▸ **To do**:
Report how many lines hold the word "each"; give nothing but the number.
::: Input material :::
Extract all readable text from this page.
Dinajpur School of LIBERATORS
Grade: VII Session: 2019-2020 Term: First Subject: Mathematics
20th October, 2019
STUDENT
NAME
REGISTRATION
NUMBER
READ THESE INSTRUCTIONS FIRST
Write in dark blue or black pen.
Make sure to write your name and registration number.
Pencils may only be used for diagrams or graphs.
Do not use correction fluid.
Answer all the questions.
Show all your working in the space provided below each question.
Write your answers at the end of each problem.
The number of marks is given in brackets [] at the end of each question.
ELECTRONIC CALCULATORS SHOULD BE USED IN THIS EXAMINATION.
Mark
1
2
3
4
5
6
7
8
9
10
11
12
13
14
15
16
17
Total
:::
▸ **Exercise result**:
3